WHAT YOU ARE ASKED TO DO: Restate all of the data exactly.

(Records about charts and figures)
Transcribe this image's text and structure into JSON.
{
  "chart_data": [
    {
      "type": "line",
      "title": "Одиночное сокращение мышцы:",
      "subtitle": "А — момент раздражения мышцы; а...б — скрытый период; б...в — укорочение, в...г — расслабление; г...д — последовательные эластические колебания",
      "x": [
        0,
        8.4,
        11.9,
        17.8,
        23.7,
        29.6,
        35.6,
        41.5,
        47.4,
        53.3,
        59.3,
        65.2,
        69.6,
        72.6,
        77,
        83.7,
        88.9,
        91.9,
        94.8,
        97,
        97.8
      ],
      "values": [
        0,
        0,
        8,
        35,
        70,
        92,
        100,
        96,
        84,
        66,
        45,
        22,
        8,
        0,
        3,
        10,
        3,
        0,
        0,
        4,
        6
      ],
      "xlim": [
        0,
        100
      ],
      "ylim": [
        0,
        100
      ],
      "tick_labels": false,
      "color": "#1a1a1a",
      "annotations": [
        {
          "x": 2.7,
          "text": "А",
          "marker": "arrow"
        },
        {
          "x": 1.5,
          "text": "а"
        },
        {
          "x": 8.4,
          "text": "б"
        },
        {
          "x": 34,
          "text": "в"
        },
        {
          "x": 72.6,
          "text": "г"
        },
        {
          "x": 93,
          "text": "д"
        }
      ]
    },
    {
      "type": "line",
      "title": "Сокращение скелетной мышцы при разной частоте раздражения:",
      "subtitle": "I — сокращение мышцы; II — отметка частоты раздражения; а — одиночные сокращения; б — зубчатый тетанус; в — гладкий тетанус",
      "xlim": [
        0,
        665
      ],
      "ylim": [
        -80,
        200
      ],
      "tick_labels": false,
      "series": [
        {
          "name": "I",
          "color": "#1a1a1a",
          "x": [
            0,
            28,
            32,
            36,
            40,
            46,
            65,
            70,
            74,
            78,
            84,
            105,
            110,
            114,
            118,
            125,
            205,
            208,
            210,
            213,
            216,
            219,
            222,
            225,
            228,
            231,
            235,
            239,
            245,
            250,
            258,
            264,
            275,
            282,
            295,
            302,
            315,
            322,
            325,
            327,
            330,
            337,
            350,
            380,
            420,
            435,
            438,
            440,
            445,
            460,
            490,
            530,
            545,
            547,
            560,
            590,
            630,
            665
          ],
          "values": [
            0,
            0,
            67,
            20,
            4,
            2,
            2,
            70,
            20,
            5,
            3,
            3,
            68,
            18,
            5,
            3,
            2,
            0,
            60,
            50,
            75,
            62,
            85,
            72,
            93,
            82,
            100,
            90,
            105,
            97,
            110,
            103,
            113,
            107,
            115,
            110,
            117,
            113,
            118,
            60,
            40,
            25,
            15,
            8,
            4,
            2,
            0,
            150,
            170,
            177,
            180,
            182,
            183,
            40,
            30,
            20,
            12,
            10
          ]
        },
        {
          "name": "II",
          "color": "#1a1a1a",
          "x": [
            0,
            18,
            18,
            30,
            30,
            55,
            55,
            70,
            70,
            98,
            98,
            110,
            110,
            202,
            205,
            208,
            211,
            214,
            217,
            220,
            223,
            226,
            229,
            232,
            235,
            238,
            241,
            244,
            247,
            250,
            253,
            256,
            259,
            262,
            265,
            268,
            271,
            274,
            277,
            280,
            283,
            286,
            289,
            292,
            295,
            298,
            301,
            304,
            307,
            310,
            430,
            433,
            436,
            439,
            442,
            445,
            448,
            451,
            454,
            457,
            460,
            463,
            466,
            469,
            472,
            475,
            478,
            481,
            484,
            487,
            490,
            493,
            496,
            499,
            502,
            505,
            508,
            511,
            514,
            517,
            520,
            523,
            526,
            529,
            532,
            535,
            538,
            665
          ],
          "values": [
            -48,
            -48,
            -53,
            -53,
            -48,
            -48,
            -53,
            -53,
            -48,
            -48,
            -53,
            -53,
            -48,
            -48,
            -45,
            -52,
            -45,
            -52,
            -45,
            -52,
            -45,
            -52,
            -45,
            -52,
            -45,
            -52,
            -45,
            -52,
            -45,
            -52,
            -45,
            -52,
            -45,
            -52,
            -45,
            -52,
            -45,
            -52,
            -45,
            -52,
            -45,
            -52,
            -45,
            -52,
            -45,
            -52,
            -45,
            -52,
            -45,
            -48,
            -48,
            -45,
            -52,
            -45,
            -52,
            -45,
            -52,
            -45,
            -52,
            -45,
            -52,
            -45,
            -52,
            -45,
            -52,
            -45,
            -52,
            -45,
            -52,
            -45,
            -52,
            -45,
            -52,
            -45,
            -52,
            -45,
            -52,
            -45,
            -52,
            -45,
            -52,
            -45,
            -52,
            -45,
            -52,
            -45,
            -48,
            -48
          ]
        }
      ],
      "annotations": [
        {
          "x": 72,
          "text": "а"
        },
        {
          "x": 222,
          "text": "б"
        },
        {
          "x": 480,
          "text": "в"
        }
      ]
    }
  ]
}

EXERCISE OUTPUT:
Transcribe this image's text and structure into JSON.
{
  "chart_data": [
    {
      "type": "line",
      "title": "Одиночное сокращение мышцы:",
      "subtitle": "А — момент раздражения мышцы; а...б — скрытый период; б...в — укорочение, в...г — расслабление; г...д — последовательные эластические колебания",
      "x": [
        0,
        8.4,
        11.9,
        17.8,
        23.7,
        29.6,
        35.6,
        41.5,
        47.4,
        53.3,
        59.3,
        65.2,
        69.6,
        72.6,
        77,
        83.7,
        88.9,
        91.9,
        94.8,
        97,
        97.8
      ],
      "values": [
        0,
        0,
        8,
        35,
        70,
        92,
        100,
        96,
        84,
        66,
        45,
        22,
        8,
        0,
        3,
        10,
        3,
        0,
        0,
        4,
        6
      ],
      "xlim": [
        0,
        100
      ],
      "ylim": [
        0,
        100
      ],
      "tick_labels": false,
      "color": "#1a1a1a",
      "annotations": [
        {
          "x": 2.7,
          "text": "А",
          "marker": "arrow"
        },
        {
          "x": 1.5,
          "text": "а"
        },
        {
          "x": 8.4,
          "text": "б"
        },
        {
          "x": 34,
          "text": "в"
        },
        {
          "x": 72.6,
          "text": "г"
        },
        {
          "x": 93,
          "text": "д"
        }
      ]
    },
    {
      "type": "line",
      "title": "Сокращение скелетной мышцы при разной частоте раздражения:",
      "subtitle": "I — сокращение мышцы; II — отметка частоты раздражения; а — одиночные сокращения; б — зубчатый тетанус; в — гладкий тетанус",
      "xlim": [
        0,
        665
      ],
      "ylim": [
        -80,
        200
      ],
      "tick_labels": false,
      "series": [
        {
          "name": "I",
          "color": "#1a1a1a",
          "x": [
            0,
            28,
            32,
            36,
            40,
            46,
            65,
            70,
            74,
            78,
            84,
            105,
            110,
            114,
            118,
            125,
            205,
            208,
            210,
            213,
            216,
            219,
            222,
            225,
            228,
            231,
            235,
            239,
            245,
            250,
            258,
            264,
            275,
            282,
            295,
            302,
            315,
            322,
            325,
            327,
            330,
            337,
            350,
            380,
            420,
            435,
            438,
            440,
            445,
            460,
            490,
            530,
            545,
            547,
            560,
            590,
            630,
            665
          ],
          "values": [
            0,
            0,
            67,
            20,
            4,
            2,
            2,
            70,
            20,
            5,
            3,
            3,
            68,
            18,
            5,
            3,
            2,
            0,
            60,
            50,
            75,
            62,
            85,
            72,
            93,
            82,
            100,
            90,
            105,
            97,
            110,
            103,
            113,
            107,
            115,
            110,
            117,
            113,
            118,
            60,
            40,
            25,
            15,
            8,
            4,
            2,
            0,
            150,
            170,
            177,
            180,
            182,
            183,
            40,
            30,
            20,
            12,
            10
          ]
        },
        {
          "name": "II",
          "color": "#1a1a1a",
          "x": [
            0,
            18,
            18,
            30,
            30,
            55,
            55,
            70,
            70,
            98,
            98,
            110,
            110,
            202,
            205,
            208,
            211,
            214,
            217,
            220,
            223,
            226,
            229,
            232,
            235,
            238,
            241,
            244,
            247,
            250,
            253,
            256,
            259,
            262,
            265,
            268,
            271,
            274,
            277,
            280,
            283,
            286,
            289,
            292,
            295,
            298,
            301,
            304,
            307,
            310,
            430,
            433,
            436,
            439,
            442,
            445,
            448,
            451,
            454,
            457,
            460,
            463,
            466,
            469,
            472,
            475,
            478,
            481,
            484,
            487,
            490,
            493,
            496,
            499,
            502,
            505,
            508,
            511,
            514,
            517,
            520,
            523,
            526,
            529,
            532,
            535,
            538,
            665
          ],
          "values": [
            -48,
            -48,
            -53,
            -53,
            -48,
            -48,
            -53,
            -53,
            -48,
            -48,
            -53,
            -53,
            -48,
            -48,
            -45,
            -52,
            -45,
            -52,
            -45,
            -52,
            -45,
            -52,
            -45,
            -52,
            -45,
            -52,
            -45,
            -52,
            -45,
            -52,
            -45,
            -52,
            -45,
            -52,
            -45,
            -52,
            -45,
            -52,
            -45,
            -52,
            -45,
            -52,
            -45,
            -52,
            -45,
            -52,
            -45,
            -52,
            -45,
            -48,
            -48,
            -45,
            -52,
            -45,
            -52,
            -45,
            -52,
            -45,
            -52,
            -45,
            -52,
            -45,
            -52,
            -45,
            -52,
            -45,
            -52,
            -45,
            -52,
            -45,
            -52,
            -45,
            -52,
            -45,
            -52,
            -45,
            -52,
            -45,
            -52,
            -45,
            -52,
            -45,
            -52,
            -45,
            -52,
            -45,
            -48,
            -48
          ]
        }
      ],
      "annotations": [
        {
          "x": 72,
          "text": "а"
        },
        {
          "x": 222,
          "text": "б"
        },
        {
          "x": 480,
          "text": "в"
        }
      ]
    }
  ]
}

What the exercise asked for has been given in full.